##### Available records

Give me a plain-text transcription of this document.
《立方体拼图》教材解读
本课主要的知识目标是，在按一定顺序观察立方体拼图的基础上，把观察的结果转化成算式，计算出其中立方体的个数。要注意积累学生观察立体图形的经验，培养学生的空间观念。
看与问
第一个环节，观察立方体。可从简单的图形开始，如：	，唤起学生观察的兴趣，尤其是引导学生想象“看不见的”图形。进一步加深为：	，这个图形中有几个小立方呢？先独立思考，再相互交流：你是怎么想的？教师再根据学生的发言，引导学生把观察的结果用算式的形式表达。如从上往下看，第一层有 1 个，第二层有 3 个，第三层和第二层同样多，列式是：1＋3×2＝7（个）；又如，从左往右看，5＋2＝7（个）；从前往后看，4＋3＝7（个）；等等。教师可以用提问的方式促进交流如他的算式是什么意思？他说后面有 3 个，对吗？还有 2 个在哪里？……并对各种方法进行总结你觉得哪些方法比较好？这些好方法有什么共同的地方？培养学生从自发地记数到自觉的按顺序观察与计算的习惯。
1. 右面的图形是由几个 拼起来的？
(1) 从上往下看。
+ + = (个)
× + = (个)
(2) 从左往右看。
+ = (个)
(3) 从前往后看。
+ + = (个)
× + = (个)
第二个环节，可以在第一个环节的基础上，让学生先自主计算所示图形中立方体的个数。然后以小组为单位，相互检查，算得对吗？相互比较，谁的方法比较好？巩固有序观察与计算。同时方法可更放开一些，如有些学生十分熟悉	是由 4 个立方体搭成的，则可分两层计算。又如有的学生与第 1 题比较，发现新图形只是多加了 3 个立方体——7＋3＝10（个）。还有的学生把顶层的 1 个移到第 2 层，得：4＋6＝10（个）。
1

##########

Output the listing above word for word.

_Answer to this problem_:
Give me a plain-text transcription of this document.
《立方体拼图》教材解读
本课主要的知识目标是，在按一定顺序观察立方体拼图的基础上，把观察的结果转化成算式，计算出其中立方体的个数。要注意积累学生观察立体图形的经验，培养学生的空间观念。
看与问
第一个环节，观察立方体。可从简单的图形开始，如：	，唤起学生观察的兴趣，尤其是引导学生想象“看不见的”图形。进一步加深为：	，这个图形中有几个小立方呢？先独立思考，再相互交流：你是怎么想的？教师再根据学生的发言，引导学生把观察的结果用算式的形式表达。如从上往下看，第一层有 1 个，第二层有 3 个，第三层和第二层同样多，列式是：1＋3×2＝7（个）；又如，从左往右看，5＋2＝7（个）；从前往后看，4＋3＝7（个）；等等。教师可以用提问的方式促进交流如他的算式是什么意思？他说后面有 3 个，对吗？还有 2 个在哪里？……并对各种方法进行总结你觉得哪些方法比较好？这些好方法有什么共同的地方？培养学生从自发地记数到自觉的按顺序观察与计算的习惯。
1. 右面的图形是由几个 拼起来的？
(1) 从上往下看。
+ + = (个)
× + = (个)
(2) 从左往右看。
+ = (个)
(3) 从前往后看。
+ + = (个)
× + = (个)
第二个环节，可以在第一个环节的基础上，让学生先自主计算所示图形中立方体的个数。然后以小组为单位，相互检查，算得对吗？相互比较，谁的方法比较好？巩固有序观察与计算。同时方法可更放开一些，如有些学生十分熟悉	是由 4 个立方体搭成的，则可分两层计算。又如有的学生与第 1 题比较，发现新图形只是多加了 3 个立方体——7＋3＝10（个）。还有的学生把顶层的 1 个移到第 2 层，得：4＋6＝10（个）。
1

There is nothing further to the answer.